___ TASK MATERIAL

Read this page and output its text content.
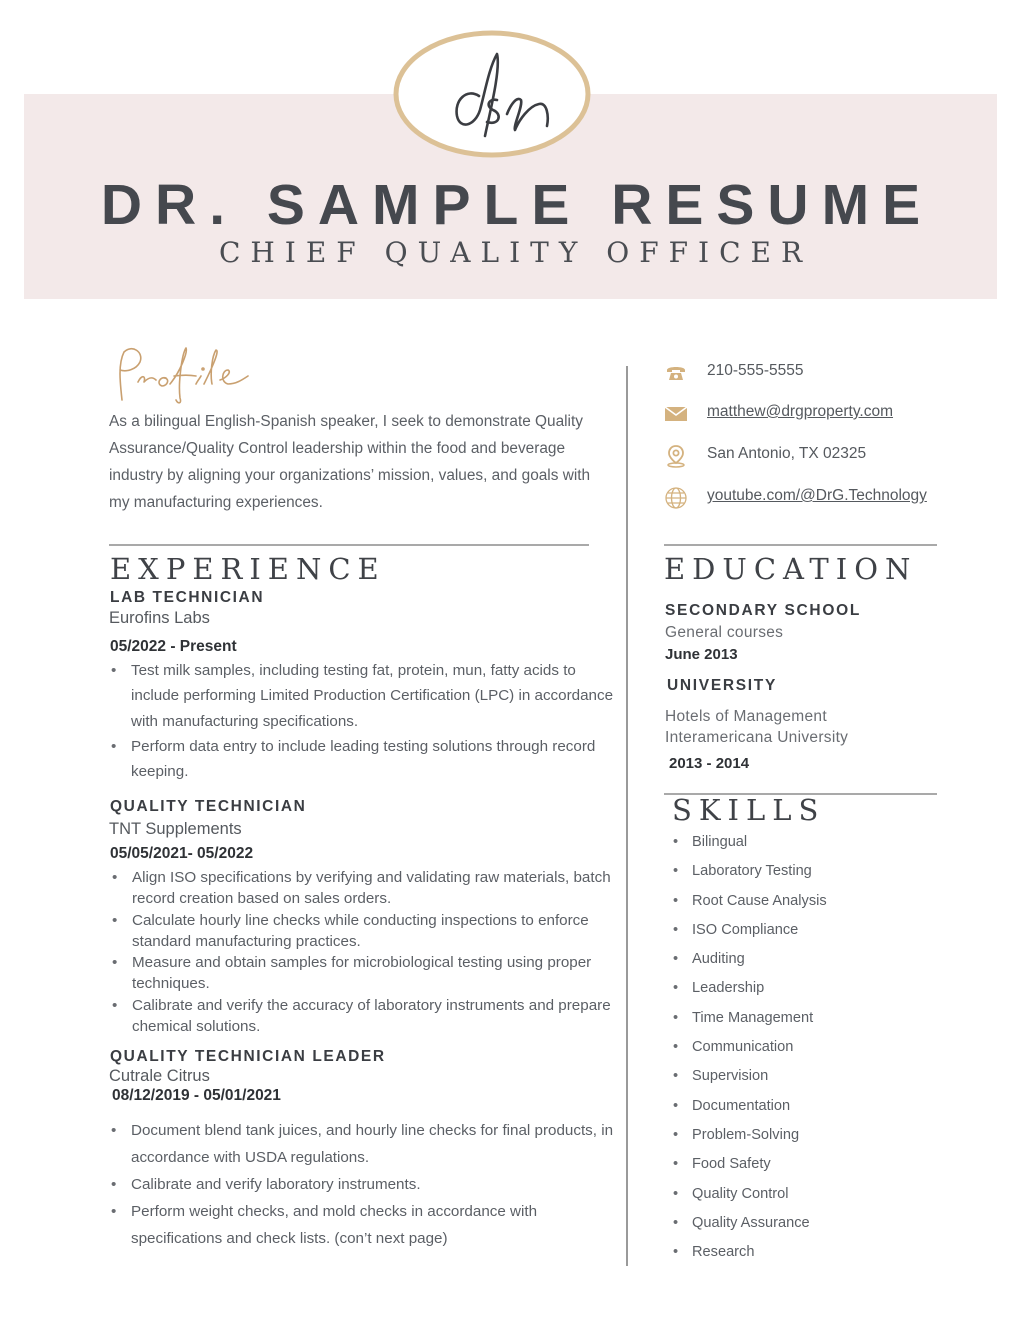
DR. SAMPLE RESUME
CHIEF QUALITY OFFICER
As a bilingual English-Spanish speaker, I seek to demonstrate Quality Assurance/Quality Control leadership within the food and beverage industry by aligning your organizations’ mission, values, and goals with my manufacturing experiences.
EXPERIENCE
LAB TECHNICIAN
Eurofins Labs
05/2022 - Present
• Test milk samples, including testing fat, protein, mun, fatty acids to include performing Limited Production Certification (LPC) in accordance with manufacturing specifications.
• Perform data entry to include leading testing solutions through record keeping.
QUALITY TECHNICIAN
TNT Supplements
05/05/2021- 05/2022
• Align ISO specifications by verifying and validating raw materials, batch record creation based on sales orders.
• Calculate hourly line checks while conducting inspections to enforce standard manufacturing practices.
• Measure and obtain samples for microbiological testing using proper techniques.
• Calibrate and verify the accuracy of laboratory instruments and prepare chemical solutions.
QUALITY TECHNICIAN LEADER
Cutrale Citrus
08/12/2019 - 05/01/2021
• Document blend tank juices, and hourly line checks for final products, in accordance with USDA regulations.
• Calibrate and verify laboratory instruments.
• Perform weight checks, and mold checks in accordance with specifications and check lists. (con’t next page)
210-555-5555
matthew@drgproperty.com
San Antonio, TX 02325
youtube.com/@DrG.Technology
EDUCATION
SECONDARY SCHOOL
General courses
June 2013
UNIVERSITY
Hotels of Management
Interamericana University
2013 - 2014
SKILLS
• Bilingual
• Laboratory Testing
• Root Cause Analysis
• ISO Compliance
• Auditing
• Leadership
• Time Management
• Communication
• Supervision
• Documentation
• Problem-Solving
• Food Safety
• Quality Control
• Quality Assurance
• Research
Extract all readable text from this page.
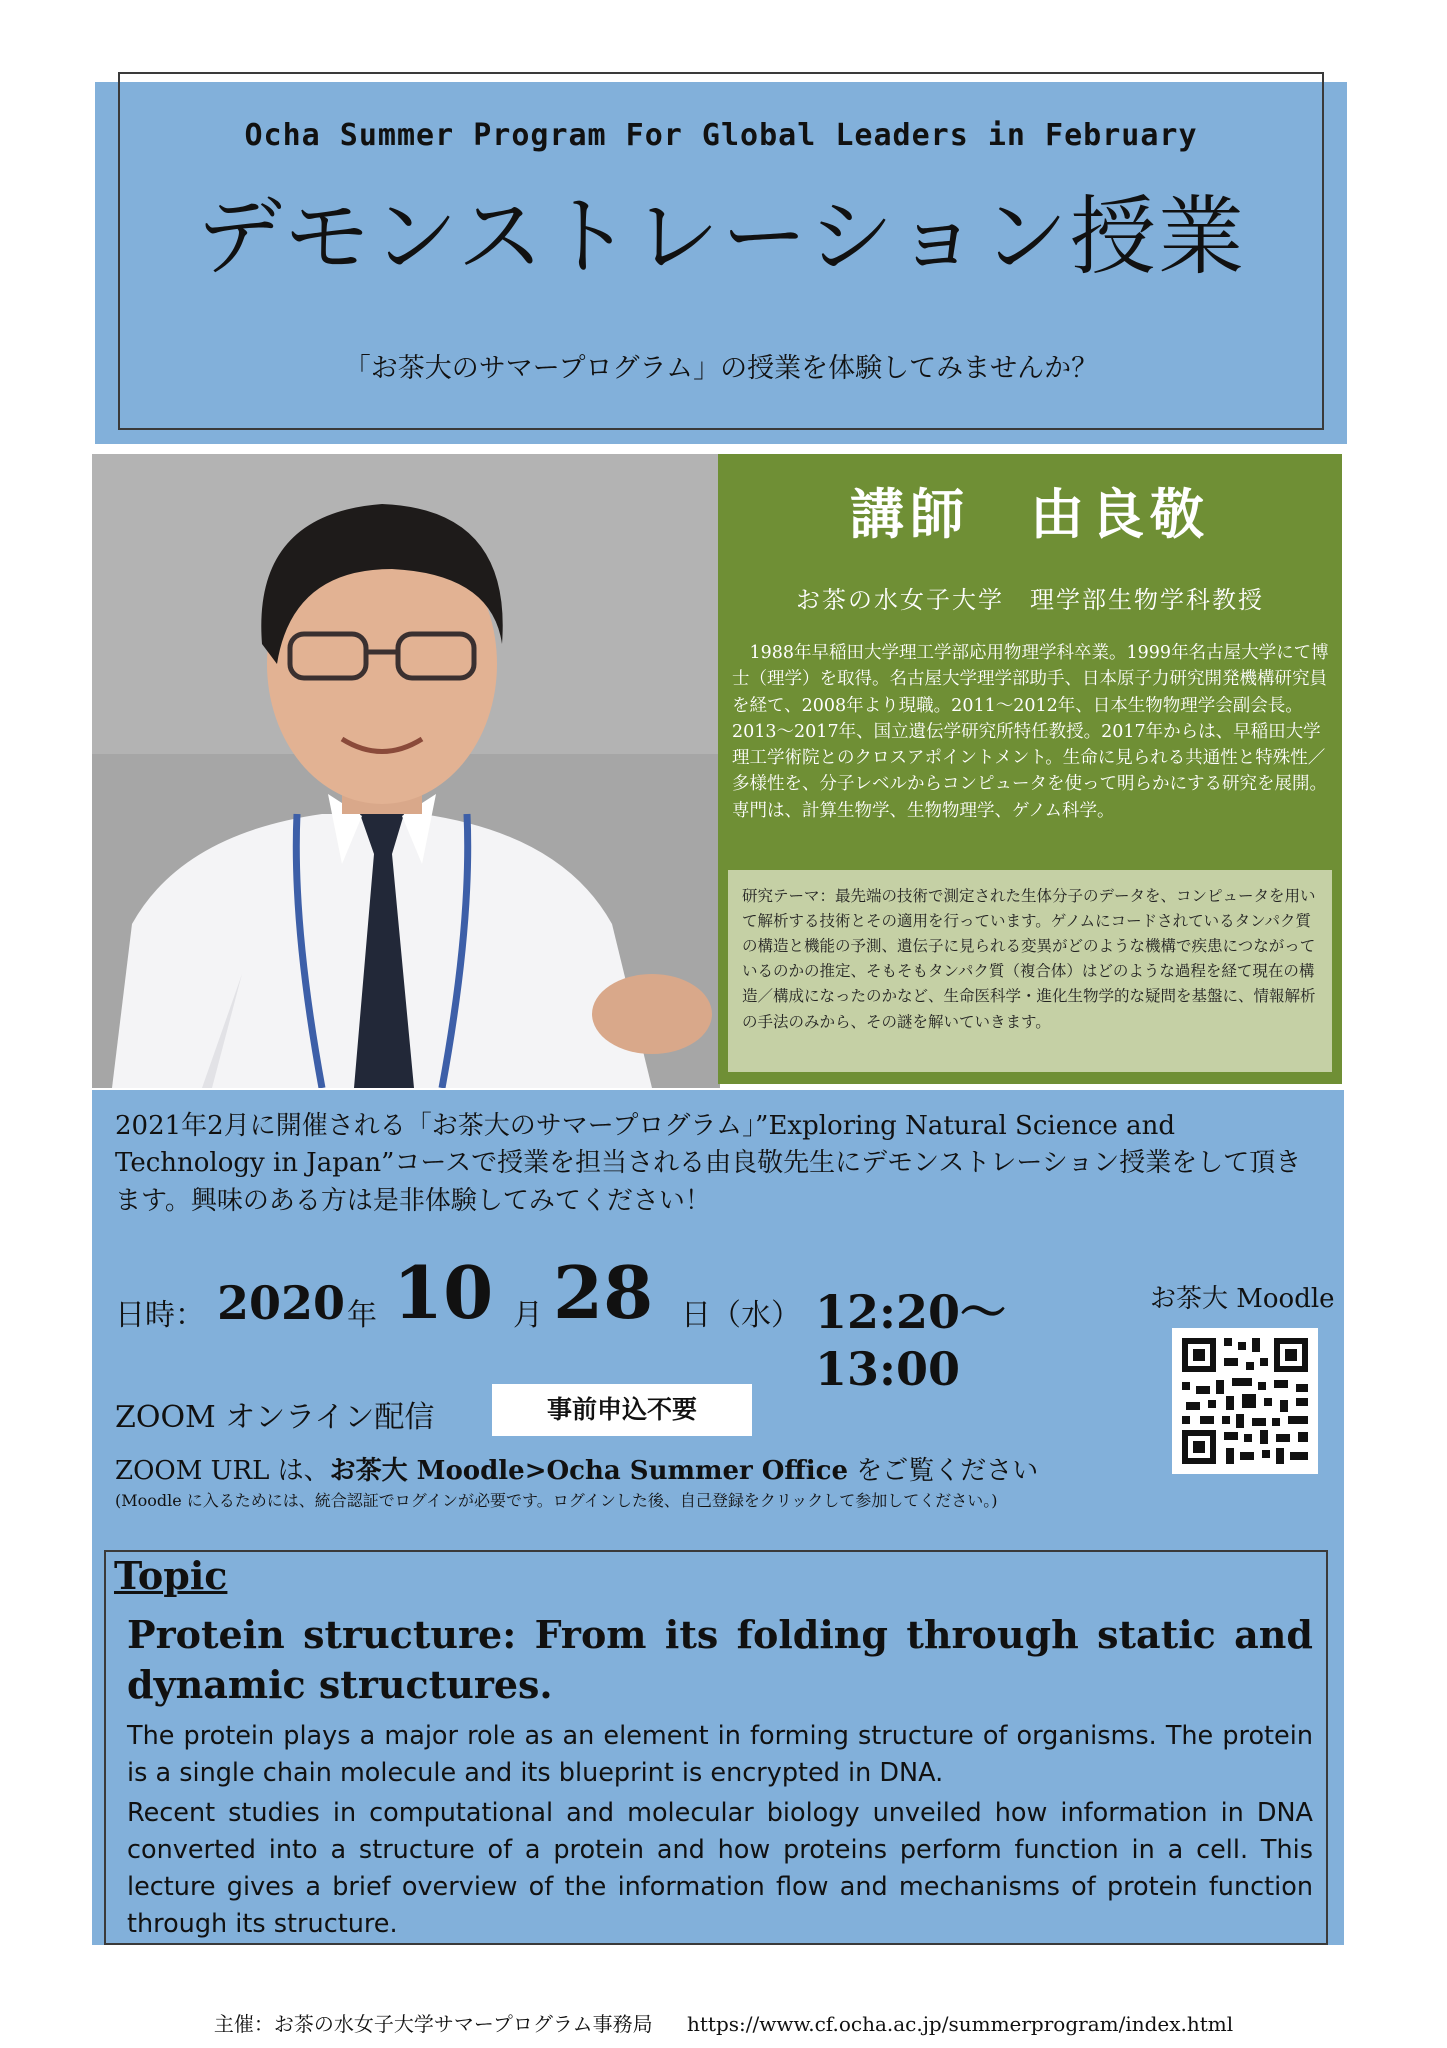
Ocha Summer Program For Global Leaders in February
デモンストレーション授業
「お茶大のサマープログラム」の授業を体験してみませんか？
講師　由良敬
お茶の水女子大学　理学部生物学科教授
1988年早稲田大学理工学部応用物理学科卒業。1999年名古屋大学にて博士（理学）を取得。名古屋大学理学部助手、日本原子力研究開発機構研究員を経て、2008年より現職。2011～2012年、日本生物物理学会副会長。2013～2017年、国立遺伝学研究所特任教授。2017年からは、早稲田大学理工学術院とのクロスアポイントメント。生命に見られる共通性と特殊性／多様性を、分子レベルからコンピュータを使って明らかにする研究を展開。専門は、計算生物学、生物物理学、ゲノム科学。
研究テーマ：最先端の技術で測定された生体分子のデータを、コンピュータを用いて解析する技術とその適用を行っています。ゲノムにコードされているタンパク質の構造と機能の予測、遺伝子に見られる変異がどのような機構で疾患につながっているのかの推定、そもそもタンパク質（複合体）はどのような過程を経て現在の構造／構成になったのかなど、生命医科学・進化生物学的な疑問を基盤に、情報解析の手法のみから、その謎を解いていきます。
2021年2月に開催される「お茶大のサマープログラム」”Exploring Natural Science and Technology in Japan”コースで授業を担当される由良敬先生にデモンストレーション授業をして頂きます。興味のある方は是非体験してみてください！
日時： 2020 年 10 月 28 日（水） 12:20～13:00
お茶大 Moodle
ZOOM オンライン配信	事前申込不要
ZOOM URL は、お茶大 Moodle>Ocha Summer Office をご覧ください
(Moodle に入るためには、統合認証でログインが必要です。ログインした後、自己登録をクリックして参加してください。)
Topic
Protein structure: From its folding through static and dynamic structures.

The protein plays a major role as an element in forming structure of organisms. The protein is a single chain molecule and its blueprint is encrypted in DNA.

Recent studies in computational and molecular biology unveiled how information in DNA converted into a structure of a protein and how proteins perform function in a cell. This lecture gives a brief overview of the information flow and mechanisms of protein function through its structure.

主催：お茶の水女子大学サマープログラム事務局 https://www.cf.ocha.ac.jp/summerprogram/index.html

______

▶ **WHAT TO WORK ON**
Exclude every image and return the material above exactly.

▶ **TASK OUTPUT**
Read this page and output its text content.
DR. SAMPLE RESUME
CHIEF QUALITY OFFICER
As a bilingual English-Spanish speaker, I seek to demonstrate Quality Assurance/Quality Control leadership within the food and beverage industry by aligning your organizations’ mission, values, and goals with my manufacturing experiences.
EXPERIENCE
LAB TECHNICIAN
Eurofins Labs
05/2022 - Present
• Test milk samples, including testing fat, protein, mun, fatty acids to include performing Limited Production Certification (LPC) in accordance with manufacturing specifications.
• Perform data entry to include leading testing solutions through record keeping.
QUALITY TECHNICIAN
TNT Supplements
05/05/2021- 05/2022
• Align ISO specifications by verifying and validating raw materials, batch record creation based on sales orders.
• Calculate hourly line checks while conducting inspections to enforce standard manufacturing practices.
• Measure and obtain samples for microbiological testing using proper techniques.
• Calibrate and verify the accuracy of laboratory instruments and prepare chemical solutions.
QUALITY TECHNICIAN LEADER
Cutrale Citrus
08/12/2019 - 05/01/2021
• Document blend tank juices, and hourly line checks for final products, in accordance with USDA regulations.
• Calibrate and verify laboratory instruments.
• Perform weight checks, and mold checks in accordance with specifications and check lists. (con’t next page)
210-555-5555
matthew@drgproperty.com
San Antonio, TX 02325
youtube.com/@DrG.Technology
EDUCATION
SECONDARY SCHOOL
General courses
June 2013
UNIVERSITY
Hotels of Management
Interamericana University
2013 - 2014
SKILLS
• Bilingual
• Laboratory Testing
• Root Cause Analysis
• ISO Compliance
• Auditing
• Leadership
• Time Management
• Communication
• Supervision
• Documentation
• Problem-Solving
• Food Safety
• Quality Control
• Quality Assurance
• Research
Extract all readable text from this page.
Ocha Summer Program For Global Leaders in February
デモンストレーション授業
「お茶大のサマープログラム」の授業を体験してみませんか？
講師　由良敬
お茶の水女子大学　理学部生物学科教授
1988年早稲田大学理工学部応用物理学科卒業。1999年名古屋大学にて博士（理学）を取得。名古屋大学理学部助手、日本原子力研究開発機構研究員を経て、2008年より現職。2011～2012年、日本生物物理学会副会長。2013～2017年、国立遺伝学研究所特任教授。2017年からは、早稲田大学理工学術院とのクロスアポイントメント。生命に見られる共通性と特殊性／多様性を、分子レベルからコンピュータを使って明らかにする研究を展開。専門は、計算生物学、生物物理学、ゲノム科学。
研究テーマ：最先端の技術で測定された生体分子のデータを、コンピュータを用いて解析する技術とその適用を行っています。ゲノムにコードされているタンパク質の構造と機能の予測、遺伝子に見られる変異がどのような機構で疾患につながっているのかの推定、そもそもタンパク質（複合体）はどのような過程を経て現在の構造／構成になったのかなど、生命医科学・進化生物学的な疑問を基盤に、情報解析の手法のみから、その謎を解いていきます。
2021年2月に開催される「お茶大のサマープログラム」”Exploring Natural Science and Technology in Japan”コースで授業を担当される由良敬先生にデモンストレーション授業をして頂きます。興味のある方は是非体験してみてください！
日時： 2020 年 10 月 28 日（水） 12:20～13:00
お茶大 Moodle
ZOOM オンライン配信	事前申込不要
ZOOM URL は、お茶大 Moodle>Ocha Summer Office をご覧ください
(Moodle に入るためには、統合認証でログインが必要です。ログインした後、自己登録をクリックして参加してください。)
Topic
Protein structure: From its folding through static and dynamic structures.

The protein plays a major role as an element in forming structure of organisms. The protein is a single chain molecule and its blueprint is encrypted in DNA.

Recent studies in computational and molecular biology unveiled how information in DNA converted into a structure of a protein and how proteins perform function in a cell. This lecture gives a brief overview of the information flow and mechanisms of protein function through its structure.

主催：お茶の水女子大学サマープログラム事務局 https://www.cf.ocha.ac.jp/summerprogram/index.html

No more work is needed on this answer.